Abstract
In an iron deficient child, oral iron repeatedly failed to improve the condition. Whole exome sequencing identified one previously reported plus two novel mutation in the TMPRSS6 gene, with no mutations in other iron-associated genes. We propose that these mutations result in a novel variety of iron-refractory iron deficiency anemia.
Keywords: Iron, Whole exome sequencing, Anemia
1. Introduction
The World Health Organization reports that iron deficiency is the most common and wide-spread nutritional disorder in the world, and estimates that 500 million to 2 billion people world-wide have iron deficiency anemia [1]. Oral iron therapy is the mainstay-treatment of iron deficiency, however, some children who are treated with oral iron have a poor response or no response [1]. This can be the case when children are not compliant with or are intolerant of the iron preparation [2]. In rare instances iron deficient children who are properly treated with oral iron fail to show any beneficial response. Genetically-based limitations in absorbing iron from dietary sources have been described, and are termed “iron-refractory iron deficiency anemia” (IRIDA). These typically have an autosomal recessive inheritance pattern due to compound heterozygous mutations in the TMPRSS6 gene (TransMembrane PRotease Serine Six) with each mutation inherited from an asymptomatic parent [3,4].

⁂

**Exercises to complete**
a - List the keywords given in the iron deficiency article.
b - Please continue the iron deficiency article from the end of its last sentence.

Document understanding data:
⁂

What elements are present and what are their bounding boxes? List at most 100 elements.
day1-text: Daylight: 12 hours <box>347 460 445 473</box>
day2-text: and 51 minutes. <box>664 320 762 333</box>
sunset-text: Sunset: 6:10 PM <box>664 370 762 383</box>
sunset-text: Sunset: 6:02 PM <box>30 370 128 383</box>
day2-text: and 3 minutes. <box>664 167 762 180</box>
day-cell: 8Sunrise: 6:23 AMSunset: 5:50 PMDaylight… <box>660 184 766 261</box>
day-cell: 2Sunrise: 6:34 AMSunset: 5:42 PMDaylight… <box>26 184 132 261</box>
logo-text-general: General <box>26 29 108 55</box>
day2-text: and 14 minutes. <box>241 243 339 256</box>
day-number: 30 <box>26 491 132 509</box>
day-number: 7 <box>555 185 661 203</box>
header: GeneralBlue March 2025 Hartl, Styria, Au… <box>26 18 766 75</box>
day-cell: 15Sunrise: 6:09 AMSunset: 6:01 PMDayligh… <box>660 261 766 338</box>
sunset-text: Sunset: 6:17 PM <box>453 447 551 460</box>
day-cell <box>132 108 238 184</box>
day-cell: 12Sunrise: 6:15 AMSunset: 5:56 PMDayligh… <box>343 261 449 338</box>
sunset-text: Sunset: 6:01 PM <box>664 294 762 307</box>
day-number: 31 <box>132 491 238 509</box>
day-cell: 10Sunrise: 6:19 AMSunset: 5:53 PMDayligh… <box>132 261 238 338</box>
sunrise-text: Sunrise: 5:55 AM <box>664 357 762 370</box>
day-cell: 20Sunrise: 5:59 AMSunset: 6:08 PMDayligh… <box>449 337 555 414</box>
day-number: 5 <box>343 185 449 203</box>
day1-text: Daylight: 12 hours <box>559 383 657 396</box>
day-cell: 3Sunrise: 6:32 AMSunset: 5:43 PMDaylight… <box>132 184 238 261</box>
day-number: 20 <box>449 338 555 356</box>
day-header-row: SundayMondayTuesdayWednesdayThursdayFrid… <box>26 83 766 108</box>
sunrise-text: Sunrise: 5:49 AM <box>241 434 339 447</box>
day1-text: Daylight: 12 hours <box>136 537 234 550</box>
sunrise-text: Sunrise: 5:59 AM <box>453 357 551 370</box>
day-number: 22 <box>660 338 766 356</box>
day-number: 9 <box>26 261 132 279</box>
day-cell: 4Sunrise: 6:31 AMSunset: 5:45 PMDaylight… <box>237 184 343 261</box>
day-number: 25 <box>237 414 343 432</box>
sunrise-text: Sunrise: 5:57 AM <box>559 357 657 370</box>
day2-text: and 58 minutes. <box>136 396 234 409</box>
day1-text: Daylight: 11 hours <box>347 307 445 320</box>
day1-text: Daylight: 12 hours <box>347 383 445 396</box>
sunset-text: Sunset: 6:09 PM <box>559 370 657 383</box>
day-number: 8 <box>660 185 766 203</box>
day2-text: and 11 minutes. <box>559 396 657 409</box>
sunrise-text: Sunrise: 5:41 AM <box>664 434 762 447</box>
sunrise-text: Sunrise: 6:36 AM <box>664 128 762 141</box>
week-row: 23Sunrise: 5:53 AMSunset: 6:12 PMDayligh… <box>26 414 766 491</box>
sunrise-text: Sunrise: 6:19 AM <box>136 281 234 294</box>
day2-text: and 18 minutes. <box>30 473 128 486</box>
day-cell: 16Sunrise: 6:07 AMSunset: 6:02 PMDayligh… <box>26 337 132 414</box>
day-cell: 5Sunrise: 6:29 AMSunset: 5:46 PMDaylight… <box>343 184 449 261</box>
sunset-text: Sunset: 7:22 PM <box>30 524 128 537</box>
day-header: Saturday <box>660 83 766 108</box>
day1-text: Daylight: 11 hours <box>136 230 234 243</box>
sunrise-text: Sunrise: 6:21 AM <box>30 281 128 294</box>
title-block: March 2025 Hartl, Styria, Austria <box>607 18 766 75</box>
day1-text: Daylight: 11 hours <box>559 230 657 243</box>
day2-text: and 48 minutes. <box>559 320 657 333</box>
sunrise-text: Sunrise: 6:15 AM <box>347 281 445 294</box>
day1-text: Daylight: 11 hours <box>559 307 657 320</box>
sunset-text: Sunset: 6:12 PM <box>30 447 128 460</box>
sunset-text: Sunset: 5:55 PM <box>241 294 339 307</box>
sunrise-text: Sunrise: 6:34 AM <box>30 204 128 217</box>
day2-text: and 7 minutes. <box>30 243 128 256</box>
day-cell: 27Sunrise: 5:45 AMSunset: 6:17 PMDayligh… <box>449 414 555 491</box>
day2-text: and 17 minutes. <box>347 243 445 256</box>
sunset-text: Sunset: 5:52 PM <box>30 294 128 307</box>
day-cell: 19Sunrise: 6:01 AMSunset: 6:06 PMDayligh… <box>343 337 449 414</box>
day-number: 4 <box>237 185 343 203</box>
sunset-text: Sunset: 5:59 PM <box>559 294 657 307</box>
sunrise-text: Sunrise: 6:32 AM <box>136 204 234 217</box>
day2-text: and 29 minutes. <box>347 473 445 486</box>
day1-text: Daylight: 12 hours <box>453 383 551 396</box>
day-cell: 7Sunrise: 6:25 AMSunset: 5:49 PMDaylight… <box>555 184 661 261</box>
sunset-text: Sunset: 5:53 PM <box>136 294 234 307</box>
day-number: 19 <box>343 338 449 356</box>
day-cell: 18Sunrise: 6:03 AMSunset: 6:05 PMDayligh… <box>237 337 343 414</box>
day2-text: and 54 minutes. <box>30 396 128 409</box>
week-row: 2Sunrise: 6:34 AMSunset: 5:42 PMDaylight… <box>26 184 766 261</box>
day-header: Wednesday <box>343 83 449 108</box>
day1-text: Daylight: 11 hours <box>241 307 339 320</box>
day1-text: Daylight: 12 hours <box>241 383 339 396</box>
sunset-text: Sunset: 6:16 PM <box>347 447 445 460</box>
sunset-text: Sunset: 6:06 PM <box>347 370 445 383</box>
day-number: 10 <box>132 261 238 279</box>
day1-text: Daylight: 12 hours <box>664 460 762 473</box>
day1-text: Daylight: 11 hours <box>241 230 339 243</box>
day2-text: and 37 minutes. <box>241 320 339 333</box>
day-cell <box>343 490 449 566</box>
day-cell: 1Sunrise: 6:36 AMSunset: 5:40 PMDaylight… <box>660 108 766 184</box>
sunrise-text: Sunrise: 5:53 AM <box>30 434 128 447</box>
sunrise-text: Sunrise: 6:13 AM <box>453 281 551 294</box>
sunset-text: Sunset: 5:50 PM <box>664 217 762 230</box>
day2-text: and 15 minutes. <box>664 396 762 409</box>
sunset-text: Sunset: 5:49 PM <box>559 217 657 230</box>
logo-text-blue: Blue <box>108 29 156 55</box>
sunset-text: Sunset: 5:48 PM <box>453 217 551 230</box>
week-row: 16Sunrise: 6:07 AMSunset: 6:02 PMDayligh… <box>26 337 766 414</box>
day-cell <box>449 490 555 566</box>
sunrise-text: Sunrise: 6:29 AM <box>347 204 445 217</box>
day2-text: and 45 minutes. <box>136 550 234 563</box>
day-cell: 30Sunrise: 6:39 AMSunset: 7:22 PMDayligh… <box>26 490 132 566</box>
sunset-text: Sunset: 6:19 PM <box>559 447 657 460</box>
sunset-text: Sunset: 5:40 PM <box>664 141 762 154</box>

⁂

**Answers to the exercise**
a - Iron, Whole exome sequencing, Anemia

b -
We report a young girl with severe iron deficiency anemia where oral iron therapy repeatedly failed and intravenous iron administration was only somewhat effective in correcting her anemia. Using whole exome sequencing we found that she had one previously described mutation and two previously unreported mutations in TMPRSS6 [5–8]. Her mother, who also has the phenotype of IRIDA, carries two of these mutations and her asymptomatic father carries the third. Evaluation of the mother showed that, like the child, she had very low serum iron, very low saturation of iron binding capacity, but high hepcidin levels. We propose that mother and child have a novel variety of IRIDA as a result of two TMPRSS6 mutations, and that the child’s phenotype might be more severe than the mother’s on the bases of a third TMPRSS6 mutation she inherited from her asymptomatic father.
2. Case
The patient was first evaluated in the hematology clinic at Primary Children’s Hospital for hypochromic microcytic anemia at the age of 20 months. She had been born following a normal pregnancy, labor, and term delivery to non-consanguineous Caucasian parents. Father was healthy with no history of anemia. Mother had albinism and nystagmus with poor vision and had anemia diagnosed during each of her pregnancies and was placed on oral iron during each. She had not received oral iron nor been evaluated for anemia in the preceding five years. The neonate did not have a hemoglobin (hgb) or hematocrit (hct) measured during the neonatal period.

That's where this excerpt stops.